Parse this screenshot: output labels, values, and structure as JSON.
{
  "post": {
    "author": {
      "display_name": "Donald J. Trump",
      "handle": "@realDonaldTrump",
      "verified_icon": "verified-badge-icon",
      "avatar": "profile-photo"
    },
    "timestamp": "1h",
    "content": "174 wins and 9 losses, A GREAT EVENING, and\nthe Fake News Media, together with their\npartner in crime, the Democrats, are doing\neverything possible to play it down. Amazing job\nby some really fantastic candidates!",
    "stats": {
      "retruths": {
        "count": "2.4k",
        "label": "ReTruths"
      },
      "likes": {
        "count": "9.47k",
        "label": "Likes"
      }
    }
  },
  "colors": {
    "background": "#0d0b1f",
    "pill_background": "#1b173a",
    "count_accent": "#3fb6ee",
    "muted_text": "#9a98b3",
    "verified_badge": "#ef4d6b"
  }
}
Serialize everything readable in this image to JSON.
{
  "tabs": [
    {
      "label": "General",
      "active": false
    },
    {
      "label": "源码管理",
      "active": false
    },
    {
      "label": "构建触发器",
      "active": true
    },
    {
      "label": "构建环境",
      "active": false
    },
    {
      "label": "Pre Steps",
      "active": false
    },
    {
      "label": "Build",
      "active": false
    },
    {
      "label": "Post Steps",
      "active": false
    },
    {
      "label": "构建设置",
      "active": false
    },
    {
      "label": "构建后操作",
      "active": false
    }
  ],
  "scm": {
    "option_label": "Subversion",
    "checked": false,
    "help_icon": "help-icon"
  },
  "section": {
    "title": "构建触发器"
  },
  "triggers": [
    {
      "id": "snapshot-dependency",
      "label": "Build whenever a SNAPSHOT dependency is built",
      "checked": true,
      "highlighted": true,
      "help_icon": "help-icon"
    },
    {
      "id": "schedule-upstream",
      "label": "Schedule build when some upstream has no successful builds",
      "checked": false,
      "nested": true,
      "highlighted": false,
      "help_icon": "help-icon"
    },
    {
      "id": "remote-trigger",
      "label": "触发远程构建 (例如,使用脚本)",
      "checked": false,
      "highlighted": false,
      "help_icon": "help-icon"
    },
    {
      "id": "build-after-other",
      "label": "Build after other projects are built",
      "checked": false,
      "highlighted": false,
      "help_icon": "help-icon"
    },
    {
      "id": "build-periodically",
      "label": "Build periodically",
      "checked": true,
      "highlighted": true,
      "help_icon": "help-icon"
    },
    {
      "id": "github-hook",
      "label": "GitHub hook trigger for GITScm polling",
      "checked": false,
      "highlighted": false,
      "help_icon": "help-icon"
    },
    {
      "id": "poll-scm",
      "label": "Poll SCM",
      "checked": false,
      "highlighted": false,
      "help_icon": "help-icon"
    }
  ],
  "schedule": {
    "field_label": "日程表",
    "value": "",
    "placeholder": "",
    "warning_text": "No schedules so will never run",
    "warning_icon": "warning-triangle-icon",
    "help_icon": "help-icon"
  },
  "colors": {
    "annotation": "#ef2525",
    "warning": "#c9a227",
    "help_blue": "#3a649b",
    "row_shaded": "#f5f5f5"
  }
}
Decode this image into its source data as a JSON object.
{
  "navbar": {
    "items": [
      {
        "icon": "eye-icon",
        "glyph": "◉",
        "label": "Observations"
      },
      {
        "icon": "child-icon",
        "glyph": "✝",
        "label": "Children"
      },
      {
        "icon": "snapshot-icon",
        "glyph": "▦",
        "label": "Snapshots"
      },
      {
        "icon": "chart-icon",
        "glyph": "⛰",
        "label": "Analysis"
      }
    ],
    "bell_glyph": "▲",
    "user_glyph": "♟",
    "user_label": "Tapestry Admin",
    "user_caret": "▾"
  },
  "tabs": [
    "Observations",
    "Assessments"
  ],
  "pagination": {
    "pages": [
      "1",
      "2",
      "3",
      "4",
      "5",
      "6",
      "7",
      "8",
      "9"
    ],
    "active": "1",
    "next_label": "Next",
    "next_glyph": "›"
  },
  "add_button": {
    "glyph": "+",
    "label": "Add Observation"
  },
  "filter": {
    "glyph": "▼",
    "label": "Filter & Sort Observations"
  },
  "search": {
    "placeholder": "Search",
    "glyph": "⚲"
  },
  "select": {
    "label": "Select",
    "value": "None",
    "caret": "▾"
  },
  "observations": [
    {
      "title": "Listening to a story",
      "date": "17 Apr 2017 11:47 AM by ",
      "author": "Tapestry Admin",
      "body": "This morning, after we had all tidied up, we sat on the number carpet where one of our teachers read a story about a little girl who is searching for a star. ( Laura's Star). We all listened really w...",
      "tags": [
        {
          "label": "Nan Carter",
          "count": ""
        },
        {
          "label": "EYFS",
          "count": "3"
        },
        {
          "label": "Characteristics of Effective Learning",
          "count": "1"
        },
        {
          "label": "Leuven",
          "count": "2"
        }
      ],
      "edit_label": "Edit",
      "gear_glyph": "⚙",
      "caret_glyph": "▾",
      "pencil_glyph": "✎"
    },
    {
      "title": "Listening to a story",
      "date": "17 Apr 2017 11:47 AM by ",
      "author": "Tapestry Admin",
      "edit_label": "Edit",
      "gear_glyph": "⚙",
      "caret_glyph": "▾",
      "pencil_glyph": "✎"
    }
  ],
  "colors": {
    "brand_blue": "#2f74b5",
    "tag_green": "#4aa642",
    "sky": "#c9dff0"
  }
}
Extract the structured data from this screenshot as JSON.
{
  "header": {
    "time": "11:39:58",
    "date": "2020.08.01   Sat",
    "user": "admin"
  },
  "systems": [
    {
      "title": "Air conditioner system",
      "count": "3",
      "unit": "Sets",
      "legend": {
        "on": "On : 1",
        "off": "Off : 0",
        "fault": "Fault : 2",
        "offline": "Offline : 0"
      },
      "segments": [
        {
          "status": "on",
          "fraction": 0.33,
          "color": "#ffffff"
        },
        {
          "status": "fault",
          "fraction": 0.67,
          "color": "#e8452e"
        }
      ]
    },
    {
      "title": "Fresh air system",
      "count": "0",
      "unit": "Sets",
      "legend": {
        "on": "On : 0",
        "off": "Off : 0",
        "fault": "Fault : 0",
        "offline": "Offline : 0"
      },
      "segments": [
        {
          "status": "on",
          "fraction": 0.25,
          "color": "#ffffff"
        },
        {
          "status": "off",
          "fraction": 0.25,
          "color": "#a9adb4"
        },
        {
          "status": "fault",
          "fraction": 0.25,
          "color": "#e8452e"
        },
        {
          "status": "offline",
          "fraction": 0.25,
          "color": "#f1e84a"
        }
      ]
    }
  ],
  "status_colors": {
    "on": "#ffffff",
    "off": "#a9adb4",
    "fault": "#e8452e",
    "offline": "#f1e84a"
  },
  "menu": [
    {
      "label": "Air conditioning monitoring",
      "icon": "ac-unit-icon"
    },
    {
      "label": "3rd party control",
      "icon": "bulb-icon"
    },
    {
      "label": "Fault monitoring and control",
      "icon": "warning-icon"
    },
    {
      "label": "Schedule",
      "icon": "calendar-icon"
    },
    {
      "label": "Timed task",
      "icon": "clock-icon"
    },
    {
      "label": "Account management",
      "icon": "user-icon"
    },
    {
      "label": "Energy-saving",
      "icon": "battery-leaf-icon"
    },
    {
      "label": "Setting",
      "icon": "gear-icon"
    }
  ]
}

__________

=== YOUR TASK ===
Repeat the entries above exactly, leaving nothing out.

=== COMPLETE RESPONSE ===
Parse this screenshot: output labels, values, and structure as JSON.
{
  "post": {
    "author": {
      "display_name": "Donald J. Trump",
      "handle": "@realDonaldTrump",
      "verified_icon": "verified-badge-icon",
      "avatar": "profile-photo"
    },
    "timestamp": "1h",
    "content": "174 wins and 9 losses, A GREAT EVENING, and\nthe Fake News Media, together with their\npartner in crime, the Democrats, are doing\neverything possible to play it down. Amazing job\nby some really fantastic candidates!",
    "stats": {
      "retruths": {
        "count": "2.4k",
        "label": "ReTruths"
      },
      "likes": {
        "count": "9.47k",
        "label": "Likes"
      }
    }
  },
  "colors": {
    "background": "#0d0b1f",
    "pill_background": "#1b173a",
    "count_accent": "#3fb6ee",
    "muted_text": "#9a98b3",
    "verified_badge": "#ef4d6b"
  }
}
Serialize everything readable in this image to JSON.
{
  "tabs": [
    {
      "label": "General",
      "active": false
    },
    {
      "label": "源码管理",
      "active": false
    },
    {
      "label": "构建触发器",
      "active": true
    },
    {
      "label": "构建环境",
      "active": false
    },
    {
      "label": "Pre Steps",
      "active": false
    },
    {
      "label": "Build",
      "active": false
    },
    {
      "label": "Post Steps",
      "active": false
    },
    {
      "label": "构建设置",
      "active": false
    },
    {
      "label": "构建后操作",
      "active": false
    }
  ],
  "scm": {
    "option_label": "Subversion",
    "checked": false,
    "help_icon": "help-icon"
  },
  "section": {
    "title": "构建触发器"
  },
  "triggers": [
    {
      "id": "snapshot-dependency",
      "label": "Build whenever a SNAPSHOT dependency is built",
      "checked": true,
      "highlighted": true,
      "help_icon": "help-icon"
    },
    {
      "id": "schedule-upstream",
      "label": "Schedule build when some upstream has no successful builds",
      "checked": false,
      "nested": true,
      "highlighted": false,
      "help_icon": "help-icon"
    },
    {
      "id": "remote-trigger",
      "label": "触发远程构建 (例如,使用脚本)",
      "checked": false,
      "highlighted": false,
      "help_icon": "help-icon"
    },
    {
      "id": "build-after-other",
      "label": "Build after other projects are built",
      "checked": false,
      "highlighted": false,
      "help_icon": "help-icon"
    },
    {
      "id": "build-periodically",
      "label": "Build periodically",
      "checked": true,
      "highlighted": true,
      "help_icon": "help-icon"
    },
    {
      "id": "github-hook",
      "label": "GitHub hook trigger for GITScm polling",
      "checked": false,
      "highlighted": false,
      "help_icon": "help-icon"
    },
    {
      "id": "poll-scm",
      "label": "Poll SCM",
      "checked": false,
      "highlighted": false,
      "help_icon": "help-icon"
    }
  ],
  "schedule": {
    "field_label": "日程表",
    "value": "",
    "placeholder": "",
    "warning_text": "No schedules so will never run",
    "warning_icon": "warning-triangle-icon",
    "help_icon": "help-icon"
  },
  "colors": {
    "annotation": "#ef2525",
    "warning": "#c9a227",
    "help_blue": "#3a649b",
    "row_shaded": "#f5f5f5"
  }
}
Decode this image into its source data as a JSON object.
{
  "navbar": {
    "items": [
      {
        "icon": "eye-icon",
        "glyph": "◉",
        "label": "Observations"
      },
      {
        "icon": "child-icon",
        "glyph": "✝",
        "label": "Children"
      },
      {
        "icon": "snapshot-icon",
        "glyph": "▦",
        "label": "Snapshots"
      },
      {
        "icon": "chart-icon",
        "glyph": "⛰",
        "label": "Analysis"
      }
    ],
    "bell_glyph": "▲",
    "user_glyph": "♟",
    "user_label": "Tapestry Admin",
    "user_caret": "▾"
  },
  "tabs": [
    "Observations",
    "Assessments"
  ],
  "pagination": {
    "pages": [
      "1",
      "2",
      "3",
      "4",
      "5",
      "6",
      "7",
      "8",
      "9"
    ],
    "active": "1",
    "next_label": "Next",
    "next_glyph": "›"
  },
  "add_button": {
    "glyph": "+",
    "label": "Add Observation"
  },
  "filter": {
    "glyph": "▼",
    "label": "Filter & Sort Observations"
  },
  "search": {
    "placeholder": "Search",
    "glyph": "⚲"
  },
  "select": {
    "label": "Select",
    "value": "None",
    "caret": "▾"
  },
  "observations": [
    {
      "title": "Listening to a story",
      "date": "17 Apr 2017 11:47 AM by ",
      "author": "Tapestry Admin",
      "body": "This morning, after we had all tidied up, we sat on the number carpet where one of our teachers read a story about a little girl who is searching for a star. ( Laura's Star). We all listened really w...",
      "tags": [
        {
          "label": "Nan Carter",
          "count": ""
        },
        {
          "label": "EYFS",
          "count": "3"
        },
        {
          "label": "Characteristics of Effective Learning",
          "count": "1"
        },
        {
          "label": "Leuven",
          "count": "2"
        }
      ],
      "edit_label": "Edit",
      "gear_glyph": "⚙",
      "caret_glyph": "▾",
      "pencil_glyph": "✎"
    },
    {
      "title": "Listening to a story",
      "date": "17 Apr 2017 11:47 AM by ",
      "author": "Tapestry Admin",
      "edit_label": "Edit",
      "gear_glyph": "⚙",
      "caret_glyph": "▾",
      "pencil_glyph": "✎"
    }
  ],
  "colors": {
    "brand_blue": "#2f74b5",
    "tag_green": "#4aa642",
    "sky": "#c9dff0"
  }
}
Extract the structured data from this screenshot as JSON.
{
  "header": {
    "time": "11:39:58",
    "date": "2020.08.01   Sat",
    "user": "admin"
  },
  "systems": [
    {
      "title": "Air conditioner system",
      "count": "3",
      "unit": "Sets",
      "legend": {
        "on": "On : 1",
        "off": "Off : 0",
        "fault": "Fault : 2",
        "offline": "Offline : 0"
      },
      "segments": [
        {
          "status": "on",
          "fraction": 0.33,
          "color": "#ffffff"
        },
        {
          "status": "fault",
          "fraction": 0.67,
          "color": "#e8452e"
        }
      ]
    },
    {
      "title": "Fresh air system",
      "count": "0",
      "unit": "Sets",
      "legend": {
        "on": "On : 0",
        "off": "Off : 0",
        "fault": "Fault : 0",
        "offline": "Offline : 0"
      },
      "segments": [
        {
          "status": "on",
          "fraction": 0.25,
          "color": "#ffffff"
        },
        {
          "status": "off",
          "fraction": 0.25,
          "color": "#a9adb4"
        },
        {
          "status": "fault",
          "fraction": 0.25,
          "color": "#e8452e"
        },
        {
          "status": "offline",
          "fraction": 0.25,
          "color": "#f1e84a"
        }
      ]
    }
  ],
  "status_colors": {
    "on": "#ffffff",
    "off": "#a9adb4",
    "fault": "#e8452e",
    "offline": "#f1e84a"
  },
  "menu": [
    {
      "label": "Air conditioning monitoring",
      "icon": "ac-unit-icon"
    },
    {
      "label": "3rd party control",
      "icon": "bulb-icon"
    },
    {
      "label": "Fault monitoring and control",
      "icon": "warning-icon"
    },
    {
      "label": "Schedule",
      "icon": "calendar-icon"
    },
    {
      "label": "Timed task",
      "icon": "clock-icon"
    },
    {
      "label": "Account management",
      "icon": "user-icon"
    },
    {
      "label": "Energy-saving",
      "icon": "battery-leaf-icon"
    },
    {
      "label": "Setting",
      "icon": "gear-icon"
    }
  ]
}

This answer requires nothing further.